### WRITTEN INSTRUCTION
Extract all of the data and reproduce it precisely.

****************************************

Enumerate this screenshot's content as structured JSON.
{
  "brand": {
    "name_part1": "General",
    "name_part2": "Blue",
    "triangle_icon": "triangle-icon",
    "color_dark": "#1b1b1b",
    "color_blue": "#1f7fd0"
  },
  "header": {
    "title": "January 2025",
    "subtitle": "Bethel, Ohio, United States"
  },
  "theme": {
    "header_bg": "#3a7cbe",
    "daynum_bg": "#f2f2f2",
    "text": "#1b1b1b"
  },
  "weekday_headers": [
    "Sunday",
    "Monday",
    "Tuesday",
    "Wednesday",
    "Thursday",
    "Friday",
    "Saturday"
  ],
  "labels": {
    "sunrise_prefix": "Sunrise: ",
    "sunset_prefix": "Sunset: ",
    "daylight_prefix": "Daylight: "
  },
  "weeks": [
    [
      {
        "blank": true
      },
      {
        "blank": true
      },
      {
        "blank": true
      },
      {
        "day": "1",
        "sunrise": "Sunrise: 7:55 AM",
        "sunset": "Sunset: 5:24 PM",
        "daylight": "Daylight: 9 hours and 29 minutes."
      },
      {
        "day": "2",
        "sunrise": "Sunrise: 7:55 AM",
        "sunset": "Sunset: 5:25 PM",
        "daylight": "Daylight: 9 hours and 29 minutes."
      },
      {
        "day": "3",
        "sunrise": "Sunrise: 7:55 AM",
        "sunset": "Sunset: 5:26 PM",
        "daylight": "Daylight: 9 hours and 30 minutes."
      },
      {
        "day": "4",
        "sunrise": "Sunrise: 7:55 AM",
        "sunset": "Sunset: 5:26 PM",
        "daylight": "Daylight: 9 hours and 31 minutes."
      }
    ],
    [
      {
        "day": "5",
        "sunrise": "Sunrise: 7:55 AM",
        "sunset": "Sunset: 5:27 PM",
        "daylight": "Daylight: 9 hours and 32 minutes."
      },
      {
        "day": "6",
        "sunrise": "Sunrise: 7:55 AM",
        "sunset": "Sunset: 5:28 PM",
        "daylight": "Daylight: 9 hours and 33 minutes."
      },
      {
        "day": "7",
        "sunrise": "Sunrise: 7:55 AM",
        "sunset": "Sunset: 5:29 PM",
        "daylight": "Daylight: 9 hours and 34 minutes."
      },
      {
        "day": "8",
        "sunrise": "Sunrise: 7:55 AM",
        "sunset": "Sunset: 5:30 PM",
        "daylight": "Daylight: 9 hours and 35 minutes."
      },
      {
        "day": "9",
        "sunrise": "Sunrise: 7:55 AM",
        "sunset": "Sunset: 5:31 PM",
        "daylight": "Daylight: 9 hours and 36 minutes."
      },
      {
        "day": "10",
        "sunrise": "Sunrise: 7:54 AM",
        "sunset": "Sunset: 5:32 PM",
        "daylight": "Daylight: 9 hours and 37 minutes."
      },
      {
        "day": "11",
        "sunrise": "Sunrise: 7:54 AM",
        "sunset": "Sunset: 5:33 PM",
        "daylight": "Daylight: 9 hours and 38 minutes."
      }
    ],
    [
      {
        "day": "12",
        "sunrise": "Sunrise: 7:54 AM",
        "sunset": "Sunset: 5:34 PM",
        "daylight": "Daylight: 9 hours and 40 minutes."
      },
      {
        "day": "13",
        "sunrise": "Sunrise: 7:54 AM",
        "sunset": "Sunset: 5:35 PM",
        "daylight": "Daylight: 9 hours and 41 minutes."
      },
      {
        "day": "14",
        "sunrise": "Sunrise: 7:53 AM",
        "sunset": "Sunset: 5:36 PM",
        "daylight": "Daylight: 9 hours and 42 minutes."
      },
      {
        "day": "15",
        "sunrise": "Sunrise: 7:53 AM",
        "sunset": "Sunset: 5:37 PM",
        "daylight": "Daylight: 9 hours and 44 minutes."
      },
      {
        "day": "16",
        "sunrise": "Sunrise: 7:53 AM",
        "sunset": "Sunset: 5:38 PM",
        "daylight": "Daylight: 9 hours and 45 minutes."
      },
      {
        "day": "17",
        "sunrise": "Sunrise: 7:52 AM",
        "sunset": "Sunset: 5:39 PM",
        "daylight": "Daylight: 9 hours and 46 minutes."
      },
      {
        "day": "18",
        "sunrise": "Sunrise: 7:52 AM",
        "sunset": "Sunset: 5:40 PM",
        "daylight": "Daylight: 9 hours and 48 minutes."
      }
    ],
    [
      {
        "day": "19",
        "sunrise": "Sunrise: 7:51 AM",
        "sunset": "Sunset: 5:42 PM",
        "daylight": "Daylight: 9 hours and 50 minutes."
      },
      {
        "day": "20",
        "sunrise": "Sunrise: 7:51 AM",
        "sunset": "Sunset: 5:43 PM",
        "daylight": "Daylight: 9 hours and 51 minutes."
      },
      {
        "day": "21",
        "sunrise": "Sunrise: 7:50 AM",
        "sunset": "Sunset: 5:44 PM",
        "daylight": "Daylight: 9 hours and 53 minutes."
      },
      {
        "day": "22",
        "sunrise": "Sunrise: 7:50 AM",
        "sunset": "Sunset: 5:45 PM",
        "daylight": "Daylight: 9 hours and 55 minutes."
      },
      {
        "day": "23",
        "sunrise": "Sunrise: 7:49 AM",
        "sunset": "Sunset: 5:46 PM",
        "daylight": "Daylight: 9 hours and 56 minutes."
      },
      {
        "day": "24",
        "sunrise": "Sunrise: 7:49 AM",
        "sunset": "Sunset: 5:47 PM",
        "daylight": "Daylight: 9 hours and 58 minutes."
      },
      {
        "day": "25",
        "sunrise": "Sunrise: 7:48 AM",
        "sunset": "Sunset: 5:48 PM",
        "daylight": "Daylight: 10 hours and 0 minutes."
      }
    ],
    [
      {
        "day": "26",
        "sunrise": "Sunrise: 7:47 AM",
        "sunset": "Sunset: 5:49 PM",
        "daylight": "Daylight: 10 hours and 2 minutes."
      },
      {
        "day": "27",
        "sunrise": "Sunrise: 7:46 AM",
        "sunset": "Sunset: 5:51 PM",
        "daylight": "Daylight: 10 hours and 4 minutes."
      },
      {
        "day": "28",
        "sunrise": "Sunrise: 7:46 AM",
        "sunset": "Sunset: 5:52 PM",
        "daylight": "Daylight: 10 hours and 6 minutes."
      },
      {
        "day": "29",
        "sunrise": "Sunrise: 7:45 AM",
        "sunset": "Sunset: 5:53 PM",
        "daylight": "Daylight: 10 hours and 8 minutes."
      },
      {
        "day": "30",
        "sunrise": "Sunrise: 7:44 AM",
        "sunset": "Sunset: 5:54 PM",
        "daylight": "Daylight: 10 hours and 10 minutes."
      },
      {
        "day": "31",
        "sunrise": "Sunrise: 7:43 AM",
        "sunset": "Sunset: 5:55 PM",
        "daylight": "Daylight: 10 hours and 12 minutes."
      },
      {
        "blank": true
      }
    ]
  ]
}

****************************************

### THE COMPLETED TASK
Enumerate this screenshot's content as structured JSON.
{
  "brand": {
    "name_part1": "General",
    "name_part2": "Blue",
    "triangle_icon": "triangle-icon",
    "color_dark": "#1b1b1b",
    "color_blue": "#1f7fd0"
  },
  "header": {
    "title": "January 2025",
    "subtitle": "Bethel, Ohio, United States"
  },
  "theme": {
    "header_bg": "#3a7cbe",
    "daynum_bg": "#f2f2f2",
    "text": "#1b1b1b"
  },
  "weekday_headers": [
    "Sunday",
    "Monday",
    "Tuesday",
    "Wednesday",
    "Thursday",
    "Friday",
    "Saturday"
  ],
  "labels": {
    "sunrise_prefix": "Sunrise: ",
    "sunset_prefix": "Sunset: ",
    "daylight_prefix": "Daylight: "
  },
  "weeks": [
    [
      {
        "blank": true
      },
      {
        "blank": true
      },
      {
        "blank": true
      },
      {
        "day": "1",
        "sunrise": "Sunrise: 7:55 AM",
        "sunset": "Sunset: 5:24 PM",
        "daylight": "Daylight: 9 hours and 29 minutes."
      },
      {
        "day": "2",
        "sunrise": "Sunrise: 7:55 AM",
        "sunset": "Sunset: 5:25 PM",
        "daylight": "Daylight: 9 hours and 29 minutes."
      },
      {
        "day": "3",
        "sunrise": "Sunrise: 7:55 AM",
        "sunset": "Sunset: 5:26 PM",
        "daylight": "Daylight: 9 hours and 30 minutes."
      },
      {
        "day": "4",
        "sunrise": "Sunrise: 7:55 AM",
        "sunset": "Sunset: 5:26 PM",
        "daylight": "Daylight: 9 hours and 31 minutes."
      }
    ],
    [
      {
        "day": "5",
        "sunrise": "Sunrise: 7:55 AM",
        "sunset": "Sunset: 5:27 PM",
        "daylight": "Daylight: 9 hours and 32 minutes."
      },
      {
        "day": "6",
        "sunrise": "Sunrise: 7:55 AM",
        "sunset": "Sunset: 5:28 PM",
        "daylight": "Daylight: 9 hours and 33 minutes."
      },
      {
        "day": "7",
        "sunrise": "Sunrise: 7:55 AM",
        "sunset": "Sunset: 5:29 PM",
        "daylight": "Daylight: 9 hours and 34 minutes."
      },
      {
        "day": "8",
        "sunrise": "Sunrise: 7:55 AM",
        "sunset": "Sunset: 5:30 PM",
        "daylight": "Daylight: 9 hours and 35 minutes."
      },
      {
        "day": "9",
        "sunrise": "Sunrise: 7:55 AM",
        "sunset": "Sunset: 5:31 PM",
        "daylight": "Daylight: 9 hours and 36 minutes."
      },
      {
        "day": "10",
        "sunrise": "Sunrise: 7:54 AM",
        "sunset": "Sunset: 5:32 PM",
        "daylight": "Daylight: 9 hours and 37 minutes."
      },
      {
        "day": "11",
        "sunrise": "Sunrise: 7:54 AM",
        "sunset": "Sunset: 5:33 PM",
        "daylight": "Daylight: 9 hours and 38 minutes."
      }
    ],
    [
      {
        "day": "12",
        "sunrise": "Sunrise: 7:54 AM",
        "sunset": "Sunset: 5:34 PM",
        "daylight": "Daylight: 9 hours and 40 minutes."
      },
      {
        "day": "13",
        "sunrise": "Sunrise: 7:54 AM",
        "sunset": "Sunset: 5:35 PM",
        "daylight": "Daylight: 9 hours and 41 minutes."
      },
      {
        "day": "14",
        "sunrise": "Sunrise: 7:53 AM",
        "sunset": "Sunset: 5:36 PM",
        "daylight": "Daylight: 9 hours and 42 minutes."
      },
      {
        "day": "15",
        "sunrise": "Sunrise: 7:53 AM",
        "sunset": "Sunset: 5:37 PM",
        "daylight": "Daylight: 9 hours and 44 minutes."
      },
      {
        "day": "16",
        "sunrise": "Sunrise: 7:53 AM",
        "sunset": "Sunset: 5:38 PM",
        "daylight": "Daylight: 9 hours and 45 minutes."
      },
      {
        "day": "17",
        "sunrise": "Sunrise: 7:52 AM",
        "sunset": "Sunset: 5:39 PM",
        "daylight": "Daylight: 9 hours and 46 minutes."
      },
      {
        "day": "18",
        "sunrise": "Sunrise: 7:52 AM",
        "sunset": "Sunset: 5:40 PM",
        "daylight": "Daylight: 9 hours and 48 minutes."
      }
    ],
    [
      {
        "day": "19",
        "sunrise": "Sunrise: 7:51 AM",
        "sunset": "Sunset: 5:42 PM",
        "daylight": "Daylight: 9 hours and 50 minutes."
      },
      {
        "day": "20",
        "sunrise": "Sunrise: 7:51 AM",
        "sunset": "Sunset: 5:43 PM",
        "daylight": "Daylight: 9 hours and 51 minutes."
      },
      {
        "day": "21",
        "sunrise": "Sunrise: 7:50 AM",
        "sunset": "Sunset: 5:44 PM",
        "daylight": "Daylight: 9 hours and 53 minutes."
      },
      {
        "day": "22",
        "sunrise": "Sunrise: 7:50 AM",
        "sunset": "Sunset: 5:45 PM",
        "daylight": "Daylight: 9 hours and 55 minutes."
      },
      {
        "day": "23",
        "sunrise": "Sunrise: 7:49 AM",
        "sunset": "Sunset: 5:46 PM",
        "daylight": "Daylight: 9 hours and 56 minutes."
      },
      {
        "day": "24",
        "sunrise": "Sunrise: 7:49 AM",
        "sunset": "Sunset: 5:47 PM",
        "daylight": "Daylight: 9 hours and 58 minutes."
      },
      {
        "day": "25",
        "sunrise": "Sunrise: 7:48 AM",
        "sunset": "Sunset: 5:48 PM",
        "daylight": "Daylight: 10 hours and 0 minutes."
      }
    ],
    [
      {
        "day": "26",
        "sunrise": "Sunrise: 7:47 AM",
        "sunset": "Sunset: 5:49 PM",
        "daylight": "Daylight: 10 hours and 2 minutes."
      },
      {
        "day": "27",
        "sunrise": "Sunrise: 7:46 AM",
        "sunset": "Sunset: 5:51 PM",
        "daylight": "Daylight: 10 hours and 4 minutes."
      },
      {
        "day": "28",
        "sunrise": "Sunrise: 7:46 AM",
        "sunset": "Sunset: 5:52 PM",
        "daylight": "Daylight: 10 hours and 6 minutes."
      },
      {
        "day": "29",
        "sunrise": "Sunrise: 7:45 AM",
        "sunset": "Sunset: 5:53 PM",
        "daylight": "Daylight: 10 hours and 8 minutes."
      },
      {
        "day": "30",
        "sunrise": "Sunrise: 7:44 AM",
        "sunset": "Sunset: 5:54 PM",
        "daylight": "Daylight: 10 hours and 10 minutes."
      },
      {
        "day": "31",
        "sunrise": "Sunrise: 7:43 AM",
        "sunset": "Sunset: 5:55 PM",
        "daylight": "Daylight: 10 hours and 12 minutes."
      },
      {
        "blank": true
      }
    ]
  ]
}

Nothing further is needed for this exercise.